## RECORDS FOR THIS TASK
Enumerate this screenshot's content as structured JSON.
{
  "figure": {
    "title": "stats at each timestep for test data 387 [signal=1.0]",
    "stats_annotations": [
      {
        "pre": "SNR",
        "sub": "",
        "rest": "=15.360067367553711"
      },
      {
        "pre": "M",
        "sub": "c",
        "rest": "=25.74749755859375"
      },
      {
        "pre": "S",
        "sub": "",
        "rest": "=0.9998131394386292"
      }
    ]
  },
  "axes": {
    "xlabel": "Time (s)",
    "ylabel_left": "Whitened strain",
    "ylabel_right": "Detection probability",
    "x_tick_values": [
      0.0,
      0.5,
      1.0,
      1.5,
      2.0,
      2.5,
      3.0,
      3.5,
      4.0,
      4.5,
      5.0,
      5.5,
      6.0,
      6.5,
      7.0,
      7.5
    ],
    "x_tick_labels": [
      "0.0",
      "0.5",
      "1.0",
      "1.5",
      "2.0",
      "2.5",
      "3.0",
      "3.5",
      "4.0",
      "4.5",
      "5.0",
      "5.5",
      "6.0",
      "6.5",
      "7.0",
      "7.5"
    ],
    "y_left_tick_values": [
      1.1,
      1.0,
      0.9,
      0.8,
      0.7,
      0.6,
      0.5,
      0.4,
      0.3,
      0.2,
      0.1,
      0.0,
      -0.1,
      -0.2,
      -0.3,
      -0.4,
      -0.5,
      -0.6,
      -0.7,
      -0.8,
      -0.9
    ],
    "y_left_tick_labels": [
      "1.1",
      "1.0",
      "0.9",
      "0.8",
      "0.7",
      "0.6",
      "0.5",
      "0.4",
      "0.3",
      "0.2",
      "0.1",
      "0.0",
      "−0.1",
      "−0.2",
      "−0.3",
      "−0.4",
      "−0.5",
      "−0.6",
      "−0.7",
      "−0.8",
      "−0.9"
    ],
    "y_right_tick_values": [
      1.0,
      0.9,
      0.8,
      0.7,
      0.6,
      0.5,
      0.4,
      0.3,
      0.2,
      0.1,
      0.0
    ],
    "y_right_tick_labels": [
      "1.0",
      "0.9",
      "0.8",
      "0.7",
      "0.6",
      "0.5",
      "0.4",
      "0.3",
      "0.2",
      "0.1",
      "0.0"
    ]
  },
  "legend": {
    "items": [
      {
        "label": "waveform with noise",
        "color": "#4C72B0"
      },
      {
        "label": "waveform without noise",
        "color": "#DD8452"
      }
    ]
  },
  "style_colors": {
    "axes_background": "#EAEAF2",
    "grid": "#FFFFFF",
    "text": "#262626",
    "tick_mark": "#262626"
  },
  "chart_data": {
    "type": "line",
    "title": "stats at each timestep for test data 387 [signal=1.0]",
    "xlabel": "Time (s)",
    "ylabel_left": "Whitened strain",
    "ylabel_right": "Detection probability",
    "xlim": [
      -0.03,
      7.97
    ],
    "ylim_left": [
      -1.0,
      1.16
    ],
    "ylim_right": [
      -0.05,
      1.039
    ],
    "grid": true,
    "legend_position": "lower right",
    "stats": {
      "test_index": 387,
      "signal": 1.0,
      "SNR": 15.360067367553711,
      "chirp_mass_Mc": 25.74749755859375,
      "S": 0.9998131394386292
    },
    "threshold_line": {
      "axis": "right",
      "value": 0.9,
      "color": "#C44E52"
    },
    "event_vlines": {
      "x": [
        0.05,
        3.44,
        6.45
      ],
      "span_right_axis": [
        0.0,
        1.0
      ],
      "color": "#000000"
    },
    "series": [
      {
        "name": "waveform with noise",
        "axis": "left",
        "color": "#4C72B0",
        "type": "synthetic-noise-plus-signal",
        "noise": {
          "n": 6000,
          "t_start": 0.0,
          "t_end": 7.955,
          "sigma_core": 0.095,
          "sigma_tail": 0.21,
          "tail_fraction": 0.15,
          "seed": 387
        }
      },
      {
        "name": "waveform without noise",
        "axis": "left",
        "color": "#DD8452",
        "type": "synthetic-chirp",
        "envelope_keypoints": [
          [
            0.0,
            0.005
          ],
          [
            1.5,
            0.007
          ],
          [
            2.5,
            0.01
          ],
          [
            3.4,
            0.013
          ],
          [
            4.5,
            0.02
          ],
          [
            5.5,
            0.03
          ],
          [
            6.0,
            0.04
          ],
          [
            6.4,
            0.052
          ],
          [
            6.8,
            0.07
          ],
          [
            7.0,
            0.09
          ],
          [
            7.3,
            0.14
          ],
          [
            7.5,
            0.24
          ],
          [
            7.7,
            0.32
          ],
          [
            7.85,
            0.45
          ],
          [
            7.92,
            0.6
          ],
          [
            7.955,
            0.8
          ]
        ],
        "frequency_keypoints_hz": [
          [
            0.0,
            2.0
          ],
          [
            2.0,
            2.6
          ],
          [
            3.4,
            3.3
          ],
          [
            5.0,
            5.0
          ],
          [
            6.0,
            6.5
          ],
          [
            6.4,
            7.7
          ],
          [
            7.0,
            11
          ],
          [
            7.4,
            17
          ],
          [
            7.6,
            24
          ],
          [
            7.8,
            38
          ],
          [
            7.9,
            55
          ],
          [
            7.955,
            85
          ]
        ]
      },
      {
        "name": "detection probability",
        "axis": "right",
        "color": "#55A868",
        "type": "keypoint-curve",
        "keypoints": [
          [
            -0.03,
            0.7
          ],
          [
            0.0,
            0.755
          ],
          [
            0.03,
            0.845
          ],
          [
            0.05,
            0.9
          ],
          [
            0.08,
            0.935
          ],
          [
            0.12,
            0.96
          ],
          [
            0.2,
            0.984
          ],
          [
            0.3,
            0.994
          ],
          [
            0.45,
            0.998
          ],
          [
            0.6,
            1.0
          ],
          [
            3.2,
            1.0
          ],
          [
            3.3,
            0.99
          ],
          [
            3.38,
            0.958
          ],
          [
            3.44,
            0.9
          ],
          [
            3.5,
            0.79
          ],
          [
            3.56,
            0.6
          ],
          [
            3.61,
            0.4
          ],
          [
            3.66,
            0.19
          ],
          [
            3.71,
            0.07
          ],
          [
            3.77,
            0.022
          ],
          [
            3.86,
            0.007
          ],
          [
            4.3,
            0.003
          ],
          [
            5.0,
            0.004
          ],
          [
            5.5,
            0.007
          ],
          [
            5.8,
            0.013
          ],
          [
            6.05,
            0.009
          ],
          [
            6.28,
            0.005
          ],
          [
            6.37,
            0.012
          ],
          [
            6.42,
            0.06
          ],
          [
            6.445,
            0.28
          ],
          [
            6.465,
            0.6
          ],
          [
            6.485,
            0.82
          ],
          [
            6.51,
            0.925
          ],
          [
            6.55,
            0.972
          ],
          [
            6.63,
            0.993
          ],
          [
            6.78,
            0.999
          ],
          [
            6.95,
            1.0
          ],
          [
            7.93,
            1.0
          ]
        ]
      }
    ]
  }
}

## TASK DESCRIPTION
Transcribe all of the lines in the records precisely.

## EXERCISE SOLUTION
Enumerate this screenshot's content as structured JSON.
{
  "figure": {
    "title": "stats at each timestep for test data 387 [signal=1.0]",
    "stats_annotations": [
      {
        "pre": "SNR",
        "sub": "",
        "rest": "=15.360067367553711"
      },
      {
        "pre": "M",
        "sub": "c",
        "rest": "=25.74749755859375"
      },
      {
        "pre": "S",
        "sub": "",
        "rest": "=0.9998131394386292"
      }
    ]
  },
  "axes": {
    "xlabel": "Time (s)",
    "ylabel_left": "Whitened strain",
    "ylabel_right": "Detection probability",
    "x_tick_values": [
      0.0,
      0.5,
      1.0,
      1.5,
      2.0,
      2.5,
      3.0,
      3.5,
      4.0,
      4.5,
      5.0,
      5.5,
      6.0,
      6.5,
      7.0,
      7.5
    ],
    "x_tick_labels": [
      "0.0",
      "0.5",
      "1.0",
      "1.5",
      "2.0",
      "2.5",
      "3.0",
      "3.5",
      "4.0",
      "4.5",
      "5.0",
      "5.5",
      "6.0",
      "6.5",
      "7.0",
      "7.5"
    ],
    "y_left_tick_values": [
      1.1,
      1.0,
      0.9,
      0.8,
      0.7,
      0.6,
      0.5,
      0.4,
      0.3,
      0.2,
      0.1,
      0.0,
      -0.1,
      -0.2,
      -0.3,
      -0.4,
      -0.5,
      -0.6,
      -0.7,
      -0.8,
      -0.9
    ],
    "y_left_tick_labels": [
      "1.1",
      "1.0",
      "0.9",
      "0.8",
      "0.7",
      "0.6",
      "0.5",
      "0.4",
      "0.3",
      "0.2",
      "0.1",
      "0.0",
      "−0.1",
      "−0.2",
      "−0.3",
      "−0.4",
      "−0.5",
      "−0.6",
      "−0.7",
      "−0.8",
      "−0.9"
    ],
    "y_right_tick_values": [
      1.0,
      0.9,
      0.8,
      0.7,
      0.6,
      0.5,
      0.4,
      0.3,
      0.2,
      0.1,
      0.0
    ],
    "y_right_tick_labels": [
      "1.0",
      "0.9",
      "0.8",
      "0.7",
      "0.6",
      "0.5",
      "0.4",
      "0.3",
      "0.2",
      "0.1",
      "0.0"
    ]
  },
  "legend": {
    "items": [
      {
        "label": "waveform with noise",
        "color": "#4C72B0"
      },
      {
        "label": "waveform without noise",
        "color": "#DD8452"
      }
    ]
  },
  "style_colors": {
    "axes_background": "#EAEAF2",
    "grid": "#FFFFFF",
    "text": "#262626",
    "tick_mark": "#262626"
  },
  "chart_data": {
    "type": "line",
    "title": "stats at each timestep for test data 387 [signal=1.0]",
    "xlabel": "Time (s)",
    "ylabel_left": "Whitened strain",
    "ylabel_right": "Detection probability",
    "xlim": [
      -0.03,
      7.97
    ],
    "ylim_left": [
      -1.0,
      1.16
    ],
    "ylim_right": [
      -0.05,
      1.039
    ],
    "grid": true,
    "legend_position": "lower right",
    "stats": {
      "test_index": 387,
      "signal": 1.0,
      "SNR": 15.360067367553711,
      "chirp_mass_Mc": 25.74749755859375,
      "S": 0.9998131394386292
    },
    "threshold_line": {
      "axis": "right",
      "value": 0.9,
      "color": "#C44E52"
    },
    "event_vlines": {
      "x": [
        0.05,
        3.44,
        6.45
      ],
      "span_right_axis": [
        0.0,
        1.0
      ],
      "color": "#000000"
    },
    "series": [
      {
        "name": "waveform with noise",
        "axis": "left",
        "color": "#4C72B0",
        "type": "synthetic-noise-plus-signal",
        "noise": {
          "n": 6000,
          "t_start": 0.0,
          "t_end": 7.955,
          "sigma_core": 0.095,
          "sigma_tail": 0.21,
          "tail_fraction": 0.15,
          "seed": 387
        }
      },
      {
        "name": "waveform without noise",
        "axis": "left",
        "color": "#DD8452",
        "type": "synthetic-chirp",
        "envelope_keypoints": [
          [
            0.0,
            0.005
          ],
          [
            1.5,
            0.007
          ],
          [
            2.5,
            0.01
          ],
          [
            3.4,
            0.013
          ],
          [
            4.5,
            0.02
          ],
          [
            5.5,
            0.03
          ],
          [
            6.0,
            0.04
          ],
          [
            6.4,
            0.052
          ],
          [
            6.8,
            0.07
          ],
          [
            7.0,
            0.09
          ],
          [
            7.3,
            0.14
          ],
          [
            7.5,
            0.24
          ],
          [
            7.7,
            0.32
          ],
          [
            7.85,
            0.45
          ],
          [
            7.92,
            0.6
          ],
          [
            7.955,
            0.8
          ]
        ],
        "frequency_keypoints_hz": [
          [
            0.0,
            2.0
          ],
          [
            2.0,
            2.6
          ],
          [
            3.4,
            3.3
          ],
          [
            5.0,
            5.0
          ],
          [
            6.0,
            6.5
          ],
          [
            6.4,
            7.7
          ],
          [
            7.0,
            11
          ],
          [
            7.4,
            17
          ],
          [
            7.6,
            24
          ],
          [
            7.8,
            38
          ],
          [
            7.9,
            55
          ],
          [
            7.955,
            85
          ]
        ]
      },
      {
        "name": "detection probability",
        "axis": "right",
        "color": "#55A868",
        "type": "keypoint-curve",
        "keypoints": [
          [
            -0.03,
            0.7
          ],
          [
            0.0,
            0.755
          ],
          [
            0.03,
            0.845
          ],
          [
            0.05,
            0.9
          ],
          [
            0.08,
            0.935
          ],
          [
            0.12,
            0.96
          ],
          [
            0.2,
            0.984
          ],
          [
            0.3,
            0.994
          ],
          [
            0.45,
            0.998
          ],
          [
            0.6,
            1.0
          ],
          [
            3.2,
            1.0
          ],
          [
            3.3,
            0.99
          ],
          [
            3.38,
            0.958
          ],
          [
            3.44,
            0.9
          ],
          [
            3.5,
            0.79
          ],
          [
            3.56,
            0.6
          ],
          [
            3.61,
            0.4
          ],
          [
            3.66,
            0.19
          ],
          [
            3.71,
            0.07
          ],
          [
            3.77,
            0.022
          ],
          [
            3.86,
            0.007
          ],
          [
            4.3,
            0.003
          ],
          [
            5.0,
            0.004
          ],
          [
            5.5,
            0.007
          ],
          [
            5.8,
            0.013
          ],
          [
            6.05,
            0.009
          ],
          [
            6.28,
            0.005
          ],
          [
            6.37,
            0.012
          ],
          [
            6.42,
            0.06
          ],
          [
            6.445,
            0.28
          ],
          [
            6.465,
            0.6
          ],
          [
            6.485,
            0.82
          ],
          [
            6.51,
            0.925
          ],
          [
            6.55,
            0.972
          ],
          [
            6.63,
            0.993
          ],
          [
            6.78,
            0.999
          ],
          [
            6.95,
            1.0
          ],
          [
            7.93,
            1.0
          ]
        ]
      }
    ]
  }
}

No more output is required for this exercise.